[TASK INPUTS start]
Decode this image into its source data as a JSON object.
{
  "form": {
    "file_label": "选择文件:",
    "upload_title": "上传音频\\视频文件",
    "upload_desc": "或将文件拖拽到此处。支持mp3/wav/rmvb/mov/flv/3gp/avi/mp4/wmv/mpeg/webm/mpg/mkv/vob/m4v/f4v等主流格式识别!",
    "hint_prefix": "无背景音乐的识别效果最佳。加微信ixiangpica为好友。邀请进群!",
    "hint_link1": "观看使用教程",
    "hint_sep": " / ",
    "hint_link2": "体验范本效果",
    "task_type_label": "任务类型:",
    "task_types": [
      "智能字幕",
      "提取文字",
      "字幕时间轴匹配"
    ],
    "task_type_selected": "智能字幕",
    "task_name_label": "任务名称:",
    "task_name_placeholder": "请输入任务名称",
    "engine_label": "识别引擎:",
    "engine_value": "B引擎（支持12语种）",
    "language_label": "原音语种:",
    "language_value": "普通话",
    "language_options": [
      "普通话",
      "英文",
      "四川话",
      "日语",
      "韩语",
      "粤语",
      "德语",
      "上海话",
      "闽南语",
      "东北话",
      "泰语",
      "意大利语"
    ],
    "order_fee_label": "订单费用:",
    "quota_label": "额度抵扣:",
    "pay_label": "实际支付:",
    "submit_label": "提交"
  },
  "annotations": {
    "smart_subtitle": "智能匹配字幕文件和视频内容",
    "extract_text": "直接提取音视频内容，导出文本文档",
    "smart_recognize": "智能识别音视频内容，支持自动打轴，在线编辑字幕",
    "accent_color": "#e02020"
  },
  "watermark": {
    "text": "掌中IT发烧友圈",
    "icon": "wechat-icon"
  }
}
[TASK INPUTS end]
# YOUR GOAL
Make an exact copy of every entry.

# RESULT FOR THIS EXERCISE
Decode this image into its source data as a JSON object.
{
  "form": {
    "file_label": "选择文件:",
    "upload_title": "上传音频\\视频文件",
    "upload_desc": "或将文件拖拽到此处。支持mp3/wav/rmvb/mov/flv/3gp/avi/mp4/wmv/mpeg/webm/mpg/mkv/vob/m4v/f4v等主流格式识别!",
    "hint_prefix": "无背景音乐的识别效果最佳。加微信ixiangpica为好友。邀请进群!",
    "hint_link1": "观看使用教程",
    "hint_sep": " / ",
    "hint_link2": "体验范本效果",
    "task_type_label": "任务类型:",
    "task_types": [
      "智能字幕",
      "提取文字",
      "字幕时间轴匹配"
    ],
    "task_type_selected": "智能字幕",
    "task_name_label": "任务名称:",
    "task_name_placeholder": "请输入任务名称",
    "engine_label": "识别引擎:",
    "engine_value": "B引擎（支持12语种）",
    "language_label": "原音语种:",
    "language_value": "普通话",
    "language_options": [
      "普通话",
      "英文",
      "四川话",
      "日语",
      "韩语",
      "粤语",
      "德语",
      "上海话",
      "闽南语",
      "东北话",
      "泰语",
      "意大利语"
    ],
    "order_fee_label": "订单费用:",
    "quota_label": "额度抵扣:",
    "pay_label": "实际支付:",
    "submit_label": "提交"
  },
  "annotations": {
    "smart_subtitle": "智能匹配字幕文件和视频内容",
    "extract_text": "直接提取音视频内容，导出文本文档",
    "smart_recognize": "智能识别音视频内容，支持自动打轴，在线编辑字幕",
    "accent_color": "#e02020"
  },
  "watermark": {
    "text": "掌中IT发烧友圈",
    "icon": "wechat-icon"
  }
}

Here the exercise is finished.